## Work to do
State the number of lines that include the string "министерство", and write nothing else.

--- BEGIN Supplied records ---

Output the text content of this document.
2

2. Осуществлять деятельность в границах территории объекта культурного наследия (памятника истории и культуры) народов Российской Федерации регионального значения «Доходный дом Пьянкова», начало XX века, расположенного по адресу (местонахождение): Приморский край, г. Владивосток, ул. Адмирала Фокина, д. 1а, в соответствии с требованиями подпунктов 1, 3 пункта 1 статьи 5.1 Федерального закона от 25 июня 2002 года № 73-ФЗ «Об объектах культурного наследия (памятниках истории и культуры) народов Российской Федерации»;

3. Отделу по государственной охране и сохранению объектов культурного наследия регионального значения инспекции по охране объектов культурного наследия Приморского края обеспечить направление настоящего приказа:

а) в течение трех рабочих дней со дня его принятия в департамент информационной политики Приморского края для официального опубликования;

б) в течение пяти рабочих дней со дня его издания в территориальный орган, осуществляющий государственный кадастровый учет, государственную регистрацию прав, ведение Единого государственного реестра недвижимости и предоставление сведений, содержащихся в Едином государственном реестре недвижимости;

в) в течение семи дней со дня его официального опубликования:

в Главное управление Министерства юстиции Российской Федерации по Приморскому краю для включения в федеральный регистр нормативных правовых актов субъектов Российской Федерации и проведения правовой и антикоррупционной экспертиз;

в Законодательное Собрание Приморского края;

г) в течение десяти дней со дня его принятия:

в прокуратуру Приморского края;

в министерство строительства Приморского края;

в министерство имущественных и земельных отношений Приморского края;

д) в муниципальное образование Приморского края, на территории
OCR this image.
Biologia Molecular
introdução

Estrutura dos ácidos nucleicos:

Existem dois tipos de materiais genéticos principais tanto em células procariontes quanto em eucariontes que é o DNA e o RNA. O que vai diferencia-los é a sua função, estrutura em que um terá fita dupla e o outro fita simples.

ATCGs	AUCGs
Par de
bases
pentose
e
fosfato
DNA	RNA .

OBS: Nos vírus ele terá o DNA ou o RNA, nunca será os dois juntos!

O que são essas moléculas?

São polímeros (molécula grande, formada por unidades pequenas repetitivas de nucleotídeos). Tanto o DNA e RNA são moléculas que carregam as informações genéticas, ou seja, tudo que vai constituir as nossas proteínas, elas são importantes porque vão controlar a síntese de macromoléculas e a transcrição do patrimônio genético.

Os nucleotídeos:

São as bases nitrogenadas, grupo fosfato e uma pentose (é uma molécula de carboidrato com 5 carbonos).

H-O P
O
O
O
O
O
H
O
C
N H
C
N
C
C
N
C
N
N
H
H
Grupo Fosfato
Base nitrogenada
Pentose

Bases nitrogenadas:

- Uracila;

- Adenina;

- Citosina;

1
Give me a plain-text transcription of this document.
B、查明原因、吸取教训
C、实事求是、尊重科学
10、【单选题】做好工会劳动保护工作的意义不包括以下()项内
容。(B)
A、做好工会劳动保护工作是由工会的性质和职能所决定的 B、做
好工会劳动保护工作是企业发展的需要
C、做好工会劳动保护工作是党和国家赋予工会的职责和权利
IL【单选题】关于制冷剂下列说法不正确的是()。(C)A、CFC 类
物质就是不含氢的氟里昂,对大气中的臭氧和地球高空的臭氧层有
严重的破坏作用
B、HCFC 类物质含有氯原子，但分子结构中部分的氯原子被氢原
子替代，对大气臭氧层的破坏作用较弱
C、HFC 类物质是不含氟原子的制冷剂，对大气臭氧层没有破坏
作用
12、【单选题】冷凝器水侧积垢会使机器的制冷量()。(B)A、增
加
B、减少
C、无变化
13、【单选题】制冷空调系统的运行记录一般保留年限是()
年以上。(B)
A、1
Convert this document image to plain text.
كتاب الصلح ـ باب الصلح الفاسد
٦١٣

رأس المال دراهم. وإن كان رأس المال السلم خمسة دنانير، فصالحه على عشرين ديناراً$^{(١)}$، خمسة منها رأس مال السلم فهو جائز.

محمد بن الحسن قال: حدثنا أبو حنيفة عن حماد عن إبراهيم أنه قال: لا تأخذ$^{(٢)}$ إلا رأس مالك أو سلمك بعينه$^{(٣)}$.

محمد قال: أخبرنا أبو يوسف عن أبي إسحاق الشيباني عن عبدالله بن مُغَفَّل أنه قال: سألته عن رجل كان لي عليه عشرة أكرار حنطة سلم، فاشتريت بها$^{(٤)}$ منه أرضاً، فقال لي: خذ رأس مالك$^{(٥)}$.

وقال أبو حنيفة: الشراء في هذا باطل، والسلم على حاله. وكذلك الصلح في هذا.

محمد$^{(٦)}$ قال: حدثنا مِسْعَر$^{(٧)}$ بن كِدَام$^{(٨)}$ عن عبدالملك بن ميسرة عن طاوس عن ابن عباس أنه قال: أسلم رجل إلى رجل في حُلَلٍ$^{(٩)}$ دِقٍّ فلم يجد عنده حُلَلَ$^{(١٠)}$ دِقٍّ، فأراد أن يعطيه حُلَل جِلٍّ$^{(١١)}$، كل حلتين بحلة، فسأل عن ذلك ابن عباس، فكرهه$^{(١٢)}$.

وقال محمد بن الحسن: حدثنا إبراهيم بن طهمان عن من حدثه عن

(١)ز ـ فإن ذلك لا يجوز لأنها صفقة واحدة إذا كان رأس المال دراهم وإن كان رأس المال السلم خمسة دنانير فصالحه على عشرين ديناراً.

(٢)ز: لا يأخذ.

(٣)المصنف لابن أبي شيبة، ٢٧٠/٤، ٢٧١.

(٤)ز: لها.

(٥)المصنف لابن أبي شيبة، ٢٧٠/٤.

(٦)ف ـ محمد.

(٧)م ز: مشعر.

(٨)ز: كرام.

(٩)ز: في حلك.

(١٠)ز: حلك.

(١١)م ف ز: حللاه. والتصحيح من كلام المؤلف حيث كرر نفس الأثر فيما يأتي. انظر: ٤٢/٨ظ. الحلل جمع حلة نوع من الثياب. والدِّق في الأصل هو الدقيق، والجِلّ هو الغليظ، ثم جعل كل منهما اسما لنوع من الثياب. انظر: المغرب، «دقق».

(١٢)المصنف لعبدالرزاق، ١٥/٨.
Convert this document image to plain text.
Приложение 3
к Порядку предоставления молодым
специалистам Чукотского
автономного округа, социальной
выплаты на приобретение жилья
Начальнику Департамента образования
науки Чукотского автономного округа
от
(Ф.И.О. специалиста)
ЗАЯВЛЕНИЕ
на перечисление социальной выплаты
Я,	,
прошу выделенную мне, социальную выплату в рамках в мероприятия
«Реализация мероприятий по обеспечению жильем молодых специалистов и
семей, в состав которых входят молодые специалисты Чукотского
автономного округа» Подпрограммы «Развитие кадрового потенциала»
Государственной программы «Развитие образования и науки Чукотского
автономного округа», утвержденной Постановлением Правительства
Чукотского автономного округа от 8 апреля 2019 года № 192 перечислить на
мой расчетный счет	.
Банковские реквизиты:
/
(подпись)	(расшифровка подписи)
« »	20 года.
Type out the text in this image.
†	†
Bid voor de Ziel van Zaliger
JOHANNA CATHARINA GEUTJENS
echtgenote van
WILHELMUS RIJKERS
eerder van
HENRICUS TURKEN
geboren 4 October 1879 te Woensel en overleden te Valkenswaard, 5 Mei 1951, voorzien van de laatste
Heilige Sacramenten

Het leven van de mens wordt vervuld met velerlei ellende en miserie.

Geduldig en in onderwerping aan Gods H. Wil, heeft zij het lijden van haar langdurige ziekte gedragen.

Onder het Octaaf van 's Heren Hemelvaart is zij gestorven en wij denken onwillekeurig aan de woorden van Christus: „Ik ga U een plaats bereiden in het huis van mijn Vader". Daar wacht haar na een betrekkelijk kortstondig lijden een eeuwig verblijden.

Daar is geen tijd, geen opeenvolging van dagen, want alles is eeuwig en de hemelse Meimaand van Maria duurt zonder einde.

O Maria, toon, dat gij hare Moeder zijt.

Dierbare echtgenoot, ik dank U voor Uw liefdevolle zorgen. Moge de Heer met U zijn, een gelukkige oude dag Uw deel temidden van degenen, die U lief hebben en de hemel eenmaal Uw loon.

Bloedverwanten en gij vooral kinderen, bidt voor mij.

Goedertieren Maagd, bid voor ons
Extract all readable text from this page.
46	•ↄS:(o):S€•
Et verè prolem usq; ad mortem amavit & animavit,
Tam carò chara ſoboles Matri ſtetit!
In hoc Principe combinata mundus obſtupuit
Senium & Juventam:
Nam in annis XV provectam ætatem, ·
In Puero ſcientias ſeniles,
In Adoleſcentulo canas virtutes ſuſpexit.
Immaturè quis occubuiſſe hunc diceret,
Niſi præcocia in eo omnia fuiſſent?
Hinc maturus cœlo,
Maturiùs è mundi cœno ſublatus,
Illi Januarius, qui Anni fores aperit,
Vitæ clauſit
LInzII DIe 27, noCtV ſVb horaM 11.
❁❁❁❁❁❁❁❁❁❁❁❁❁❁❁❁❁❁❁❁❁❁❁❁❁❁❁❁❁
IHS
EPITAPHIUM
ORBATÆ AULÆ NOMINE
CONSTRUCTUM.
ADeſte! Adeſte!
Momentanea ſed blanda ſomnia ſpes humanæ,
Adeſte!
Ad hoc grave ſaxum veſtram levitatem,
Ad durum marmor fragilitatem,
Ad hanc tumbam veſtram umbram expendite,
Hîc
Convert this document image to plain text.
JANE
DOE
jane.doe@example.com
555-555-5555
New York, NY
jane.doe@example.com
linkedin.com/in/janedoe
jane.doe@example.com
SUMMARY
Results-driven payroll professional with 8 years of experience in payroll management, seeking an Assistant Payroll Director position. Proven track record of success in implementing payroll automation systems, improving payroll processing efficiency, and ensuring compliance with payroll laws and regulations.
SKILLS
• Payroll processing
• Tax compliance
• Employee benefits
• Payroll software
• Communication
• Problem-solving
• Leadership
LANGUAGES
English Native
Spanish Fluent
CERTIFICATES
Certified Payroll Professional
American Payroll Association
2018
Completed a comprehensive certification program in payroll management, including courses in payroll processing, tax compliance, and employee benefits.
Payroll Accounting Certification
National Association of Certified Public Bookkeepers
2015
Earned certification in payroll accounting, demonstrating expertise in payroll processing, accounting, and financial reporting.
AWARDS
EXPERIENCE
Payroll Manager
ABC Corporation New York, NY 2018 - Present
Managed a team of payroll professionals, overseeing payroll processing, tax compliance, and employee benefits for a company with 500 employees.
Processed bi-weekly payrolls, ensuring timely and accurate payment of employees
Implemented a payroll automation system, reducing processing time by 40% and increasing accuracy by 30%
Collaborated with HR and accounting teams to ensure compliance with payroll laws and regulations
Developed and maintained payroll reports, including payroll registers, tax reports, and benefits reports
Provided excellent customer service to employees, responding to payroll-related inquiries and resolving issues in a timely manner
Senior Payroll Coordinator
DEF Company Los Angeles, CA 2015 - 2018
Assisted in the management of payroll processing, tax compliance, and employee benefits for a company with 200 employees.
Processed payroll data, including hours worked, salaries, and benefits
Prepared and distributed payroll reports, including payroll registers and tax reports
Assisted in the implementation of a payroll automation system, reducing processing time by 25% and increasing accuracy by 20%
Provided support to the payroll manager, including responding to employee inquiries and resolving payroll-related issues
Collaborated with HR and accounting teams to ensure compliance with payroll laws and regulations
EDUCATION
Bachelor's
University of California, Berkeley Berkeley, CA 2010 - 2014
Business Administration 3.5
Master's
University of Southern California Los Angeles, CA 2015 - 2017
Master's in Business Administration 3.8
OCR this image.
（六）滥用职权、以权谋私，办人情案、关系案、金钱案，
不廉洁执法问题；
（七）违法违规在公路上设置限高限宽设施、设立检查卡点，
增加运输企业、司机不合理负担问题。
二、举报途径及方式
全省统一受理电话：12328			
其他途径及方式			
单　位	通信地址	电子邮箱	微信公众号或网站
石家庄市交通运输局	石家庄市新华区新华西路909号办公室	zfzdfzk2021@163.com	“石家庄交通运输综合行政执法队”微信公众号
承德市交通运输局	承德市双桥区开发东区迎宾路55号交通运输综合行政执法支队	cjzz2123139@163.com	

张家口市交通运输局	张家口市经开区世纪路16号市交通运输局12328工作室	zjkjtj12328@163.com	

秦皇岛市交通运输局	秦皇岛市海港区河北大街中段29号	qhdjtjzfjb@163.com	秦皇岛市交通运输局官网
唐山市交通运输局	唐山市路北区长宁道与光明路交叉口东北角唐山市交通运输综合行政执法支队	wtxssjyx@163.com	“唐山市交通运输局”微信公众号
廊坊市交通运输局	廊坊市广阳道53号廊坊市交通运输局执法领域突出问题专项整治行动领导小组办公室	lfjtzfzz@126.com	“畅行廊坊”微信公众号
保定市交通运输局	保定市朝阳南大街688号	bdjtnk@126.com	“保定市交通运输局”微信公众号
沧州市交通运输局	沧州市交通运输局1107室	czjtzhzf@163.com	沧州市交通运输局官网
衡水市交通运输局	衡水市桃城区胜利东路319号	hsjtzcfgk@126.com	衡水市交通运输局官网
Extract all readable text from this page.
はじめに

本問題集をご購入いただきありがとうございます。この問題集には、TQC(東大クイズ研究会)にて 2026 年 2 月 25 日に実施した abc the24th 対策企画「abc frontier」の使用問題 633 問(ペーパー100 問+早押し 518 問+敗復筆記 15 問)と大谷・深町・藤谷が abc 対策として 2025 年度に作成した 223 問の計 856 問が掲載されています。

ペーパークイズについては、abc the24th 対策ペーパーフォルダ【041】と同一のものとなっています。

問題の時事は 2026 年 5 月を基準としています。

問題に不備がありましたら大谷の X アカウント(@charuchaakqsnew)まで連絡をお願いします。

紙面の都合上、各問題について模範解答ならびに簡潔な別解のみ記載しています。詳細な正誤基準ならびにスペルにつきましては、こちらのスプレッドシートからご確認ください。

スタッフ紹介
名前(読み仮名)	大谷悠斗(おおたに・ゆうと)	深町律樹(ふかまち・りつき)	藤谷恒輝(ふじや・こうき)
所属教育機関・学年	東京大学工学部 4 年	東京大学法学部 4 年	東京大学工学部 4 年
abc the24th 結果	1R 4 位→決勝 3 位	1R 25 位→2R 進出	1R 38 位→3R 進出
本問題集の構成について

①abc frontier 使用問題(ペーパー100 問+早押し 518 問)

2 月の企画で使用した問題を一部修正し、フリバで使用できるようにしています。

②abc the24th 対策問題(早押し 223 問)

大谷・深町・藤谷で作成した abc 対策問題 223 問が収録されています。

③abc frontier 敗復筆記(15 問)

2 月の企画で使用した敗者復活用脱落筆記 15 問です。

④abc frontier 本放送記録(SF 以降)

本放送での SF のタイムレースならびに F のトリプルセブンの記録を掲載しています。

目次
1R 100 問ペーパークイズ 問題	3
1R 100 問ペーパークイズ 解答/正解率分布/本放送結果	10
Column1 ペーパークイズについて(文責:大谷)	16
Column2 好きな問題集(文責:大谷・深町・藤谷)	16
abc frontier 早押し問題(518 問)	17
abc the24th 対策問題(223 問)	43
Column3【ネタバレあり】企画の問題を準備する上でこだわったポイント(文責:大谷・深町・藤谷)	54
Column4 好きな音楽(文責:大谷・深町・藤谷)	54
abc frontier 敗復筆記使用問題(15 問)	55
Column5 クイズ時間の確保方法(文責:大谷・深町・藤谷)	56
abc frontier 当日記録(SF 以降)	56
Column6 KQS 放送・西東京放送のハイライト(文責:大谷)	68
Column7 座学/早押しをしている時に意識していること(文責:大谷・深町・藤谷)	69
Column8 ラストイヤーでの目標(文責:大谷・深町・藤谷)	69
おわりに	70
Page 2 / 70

--- END Supplied records ---

## Answer
2